**What you need to do**:
(a) What kinds of coach does the article on reassigned teachers say a teacher on special assignment may be?
(b) Rename "SFUSD" as "San Francisco Unified" in the article on reassigned teachers, giving the passage from "SFUSD, meanwhile, is" to "2021-22 school year." with that change.
(c) Go on with the article on reassigned teachers, picking up after its final sentence.

--- begin Given text ---

Many of the credentialed staff tapped to fill the gap are teachers on special assignment, known as TSAs. They may be reading, math, or science coaches, help people clear their credentials, and ease in new teachers to help keep them in the field. 

Scores of TSAs apparently found out about their new assignments less than two days before the school year began. When they can return to their regular positions, or how many more reassignments may come, is unclear. 

And that uncertainty only adds to the uneasiness of teachers like Fagaragan. 

“It has really caused a lot of anxiety and stress around not knowing,” Fagaragan said. “This is not sustainable and it’s not serving our students and families the way they deserve to be served.”

Teacher Katrina Fagaragan, who is a teacher on special assignment reassigned, unloads teaching supplies she purchased to Everett Middle school on Friday, Aug. 26, 2022, in San Francisco, Calif. | Paul Kuroda for The Standard.

SFUSD, meanwhile, is continuing to recruit, with 210 certificated teaching positions open online as of Friday. The district had about 2,500 full-time-equivalent teachers for the 2021-22 school year.

As of Aug. 18, the school district had reshuffled 80 teachers on special assignment to classrooms on a part-time basis and 11 to teach in classrooms full-time, according to SFUSD spokesperson Laura Dudnick. Credentialed staff reassigned part-time and full-time will receive a stipend of $1,500 and $3,000, respectively, under a new agreement about the emergency staffing plan.

--- end Given text ---
--- begin Raw data ---

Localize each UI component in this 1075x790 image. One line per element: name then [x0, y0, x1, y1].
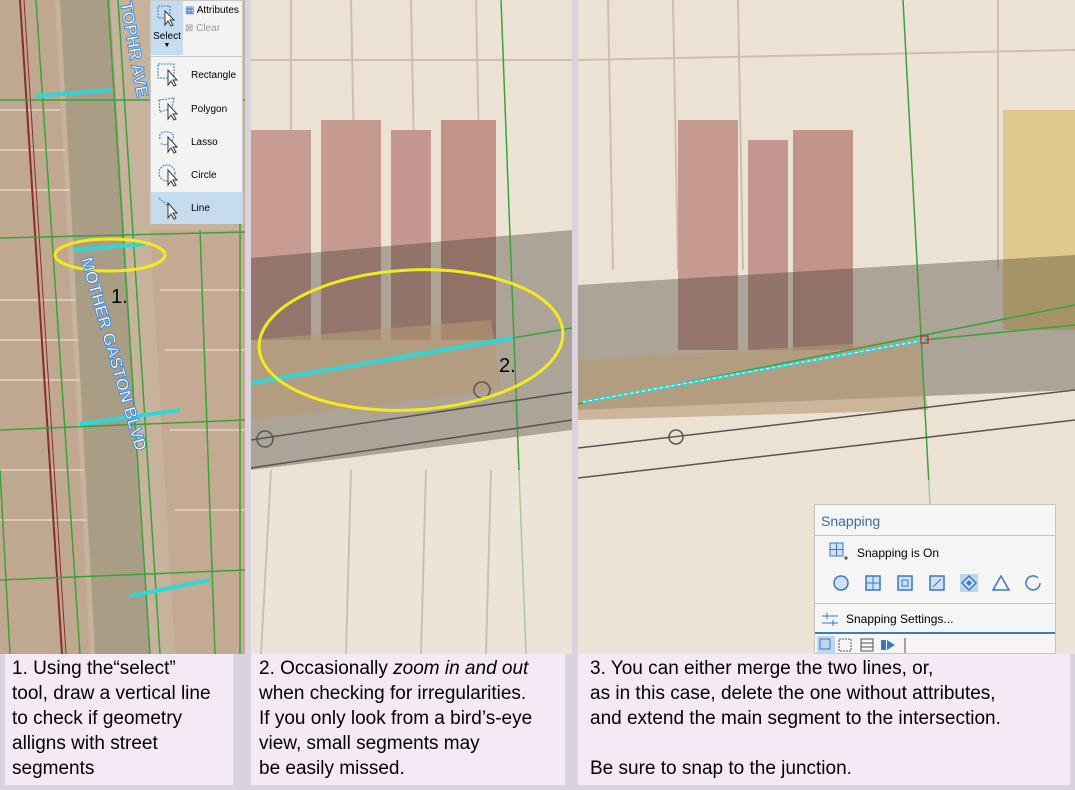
- attributes-icon: ▦: [185, 5, 195, 16]
- option-label: Lasso: [191, 137, 218, 148]
- caption-line: If you only look from a bird’s-eye: [259, 708, 533, 729]
- snapping-title: Snapping: [821, 513, 881, 529]
- select-option-polygon[interactable]: Polygon: [151, 93, 243, 125]
- polygon-select-icon: [158, 97, 179, 121]
- caption-emphasis: zoom in and out: [393, 658, 529, 679]
- clear-button[interactable]: ⊠ Clear: [185, 23, 220, 34]
- clear-selection-icon: ⊠: [185, 23, 194, 34]
- end-snap-icon[interactable]: [863, 573, 883, 593]
- caption-line: 3. You can either merge the two lines, o…: [590, 658, 934, 679]
- intersection-snap-icon[interactable]: [959, 573, 979, 593]
- caption-line: to check if geometry: [12, 708, 183, 729]
- step-marker-1: 1.: [111, 286, 128, 308]
- attributes-button[interactable]: ▦ Attributes: [185, 5, 239, 16]
- attributes-label: Attributes: [196, 5, 239, 16]
- caption-line: as in this case, delete the one without …: [590, 683, 996, 704]
- select-label: Select: [153, 31, 181, 42]
- line-select-icon: [158, 197, 179, 220]
- caption-line: and extend the main segment to the inter…: [590, 708, 1001, 729]
- snapping-panel: Snapping Snapping is On Snapping Setting…: [814, 504, 1056, 654]
- caption-step-3: 3. You can either merge the two lines, o…: [578, 654, 1070, 785]
- caption-line: be easily missed.: [259, 758, 405, 779]
- snapping-grid-icon: [829, 542, 848, 560]
- option-label: Polygon: [191, 104, 228, 115]
- select-option-lasso[interactable]: Lasso: [151, 126, 243, 158]
- settings-sliders-icon: [822, 613, 838, 626]
- snapping-settings-label: Snapping Settings...: [846, 612, 954, 626]
- snapping-toggle[interactable]: Snapping is On: [829, 542, 1049, 564]
- caption-step-2: 2. Occasionally zoom in and out when che…: [251, 654, 565, 785]
- snapping-settings-button[interactable]: Snapping Settings...: [821, 609, 1051, 629]
- caption-line: [590, 731, 1070, 756]
- caption-line: alligns with street: [12, 733, 158, 754]
- step-marker-2: 2.: [499, 355, 516, 377]
- caption-line: view, small segments may: [259, 733, 480, 754]
- select-option-line[interactable]: Line: [151, 192, 243, 224]
- midpoint-snap-icon[interactable]: [991, 573, 1011, 593]
- snapping-status: Snapping is On: [857, 546, 940, 560]
- option-label: Circle: [191, 170, 217, 181]
- caption-line: 1. Using the“select”: [12, 658, 176, 679]
- select-option-circle[interactable]: Circle: [151, 159, 243, 191]
- map-canvas-2[interactable]: [251, 0, 572, 654]
- point-snap-icon[interactable]: [831, 573, 851, 593]
- caption-line: Be sure to snap to the junction.: [590, 758, 852, 779]
- select-arrow-icon: [157, 5, 176, 27]
- caption-text: 2. Occasionally: [259, 658, 394, 679]
- rectangle-select-icon: [157, 63, 179, 87]
- caption-step-1: 1. Using the“select” tool, draw a vertic…: [5, 654, 233, 785]
- caption-line: tool, draw a vertical line: [12, 683, 211, 704]
- edge-snap-icon[interactable]: [927, 573, 947, 593]
- chevron-down-icon: ▼: [163, 42, 171, 49]
- clear-label: Clear: [196, 23, 221, 34]
- caption-line: when checking for irregularities.: [259, 683, 527, 704]
- lasso-select-icon: [159, 131, 179, 154]
- map-panel-3[interactable]: Snapping Snapping is On Snapping Setting…: [578, 0, 1075, 654]
- caption-line: segments: [12, 758, 95, 779]
- map-panel-1[interactable]: TOPHR AVE MOTHER GASTON BLVD 1. Select ▼…: [0, 0, 245, 654]
- vertex-snap-icon[interactable]: [895, 573, 915, 593]
- caption-line: 2. Occasionally zoom in and out: [259, 656, 565, 681]
- select-tool-menu: Select ▼ ▦ Attributes ⊠ Clear Rectangle …: [150, 0, 243, 224]
- snapping-toolbar[interactable]: [817, 636, 917, 654]
- select-option-rectangle[interactable]: Rectangle: [151, 59, 243, 91]
- map-panel-2[interactable]: 2.: [251, 0, 572, 654]
- option-label: Rectangle: [191, 70, 237, 81]
- tangent-snap-icon[interactable]: [1023, 573, 1043, 593]
- option-label: Line: [191, 203, 210, 214]
- select-button[interactable]: Select ▼: [151, 1, 183, 55]
- circle-select-icon: [158, 164, 179, 187]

--- end Raw data ---

**Task responses**:
(a) Reading coach, math coach, science coach

(b)
San Francisco Unified, meanwhile, is continuing to recruit, with 210 certificated teaching positions open online as of Friday. The district had about 2,500 full-time-equivalent teachers for the 2021-22 school year.

(c)
“We greatly appreciate the commitment of our staff to ensure we had a qualified educator in every classroom on the first day of school,” Dudnick told The Standard in an email. 

Teacher experience and effectiveness is linked to how students fare academically, studies have shown. Both district and Board of Education leaders have repeatedly emphasized in recent months that they are laser-focused on improving student outcomes

Anthony Arinwine—a TSA stationed under the district’s personnel department and who served on United Educators of San Francisco’s bargaining team over teacher-on-special-assignment terms—said the nature of the 11th-hour reshuffling has been disruptive and stressful for teachers scrambling to prepare classrooms. 

TSAs are looking for better communication on the plan for future assignments, which is expected to happen after a 10-day enrollment count. Salaries, which will soon be up for negotiation to increase for the first time since 2018, also figure into recruitment and stability, Arinwine said. 

“It’s never ever been about not wanting to support kids,” he said. “It’s just not having enough clarity and all this uncertainty. [SFUSD] is [between] a rock and a hard place. But I also think that we can be more creative.”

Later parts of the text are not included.